WORK TO COMPLETE: Return every line of the data below that includes the string "исключением".

Data excerpts:

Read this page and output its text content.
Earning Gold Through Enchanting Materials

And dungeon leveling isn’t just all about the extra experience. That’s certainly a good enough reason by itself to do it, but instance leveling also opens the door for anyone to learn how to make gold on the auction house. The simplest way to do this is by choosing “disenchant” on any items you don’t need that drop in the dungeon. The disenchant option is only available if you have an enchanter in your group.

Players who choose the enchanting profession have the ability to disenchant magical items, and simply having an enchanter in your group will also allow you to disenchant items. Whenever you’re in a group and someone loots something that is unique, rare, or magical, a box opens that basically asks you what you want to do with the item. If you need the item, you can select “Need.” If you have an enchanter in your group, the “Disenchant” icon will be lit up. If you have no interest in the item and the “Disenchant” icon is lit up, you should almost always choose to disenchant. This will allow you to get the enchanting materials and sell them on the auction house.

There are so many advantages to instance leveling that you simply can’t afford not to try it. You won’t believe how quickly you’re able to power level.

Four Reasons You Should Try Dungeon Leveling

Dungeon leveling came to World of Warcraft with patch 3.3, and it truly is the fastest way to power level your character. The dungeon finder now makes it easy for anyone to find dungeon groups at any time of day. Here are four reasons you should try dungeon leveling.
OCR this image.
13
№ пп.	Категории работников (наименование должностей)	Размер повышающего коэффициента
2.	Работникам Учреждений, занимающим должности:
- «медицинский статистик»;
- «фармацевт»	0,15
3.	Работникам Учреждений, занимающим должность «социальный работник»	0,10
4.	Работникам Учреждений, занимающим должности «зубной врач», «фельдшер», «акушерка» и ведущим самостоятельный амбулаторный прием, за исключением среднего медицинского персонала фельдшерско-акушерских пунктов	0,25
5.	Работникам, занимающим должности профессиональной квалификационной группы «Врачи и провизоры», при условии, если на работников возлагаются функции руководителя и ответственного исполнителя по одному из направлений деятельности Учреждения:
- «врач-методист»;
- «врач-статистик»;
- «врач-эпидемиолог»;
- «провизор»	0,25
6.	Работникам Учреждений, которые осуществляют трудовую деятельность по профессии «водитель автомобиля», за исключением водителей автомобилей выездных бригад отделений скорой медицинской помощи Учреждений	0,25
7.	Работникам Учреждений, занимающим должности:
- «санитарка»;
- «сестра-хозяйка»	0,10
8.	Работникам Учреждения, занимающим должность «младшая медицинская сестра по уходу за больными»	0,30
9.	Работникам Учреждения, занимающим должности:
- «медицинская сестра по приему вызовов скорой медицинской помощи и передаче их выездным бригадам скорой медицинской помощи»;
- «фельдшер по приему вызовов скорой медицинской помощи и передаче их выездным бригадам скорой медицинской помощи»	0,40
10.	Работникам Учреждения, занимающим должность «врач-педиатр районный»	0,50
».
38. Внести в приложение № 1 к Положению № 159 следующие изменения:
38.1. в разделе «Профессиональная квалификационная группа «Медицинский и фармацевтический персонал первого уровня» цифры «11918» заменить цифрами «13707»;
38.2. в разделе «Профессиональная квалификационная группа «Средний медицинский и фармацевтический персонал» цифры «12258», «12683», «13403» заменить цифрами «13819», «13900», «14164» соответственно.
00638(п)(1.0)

FINAL RESULT:
4.	Работникам Учреждений, занимающим должности «зубной врач», «фельдшер», «акушерка» и ведущим самостоятельный амбулаторный прием, за исключением среднего медицинского персонала фельдшерско-акушерских пунктов	0,25
6.	Работникам Учреждений, которые осуществляют трудовую деятельность по профессии «водитель автомобиля», за исключением водителей автомобилей выездных бригад отделений скорой медицинской помощи Учреждений	0,25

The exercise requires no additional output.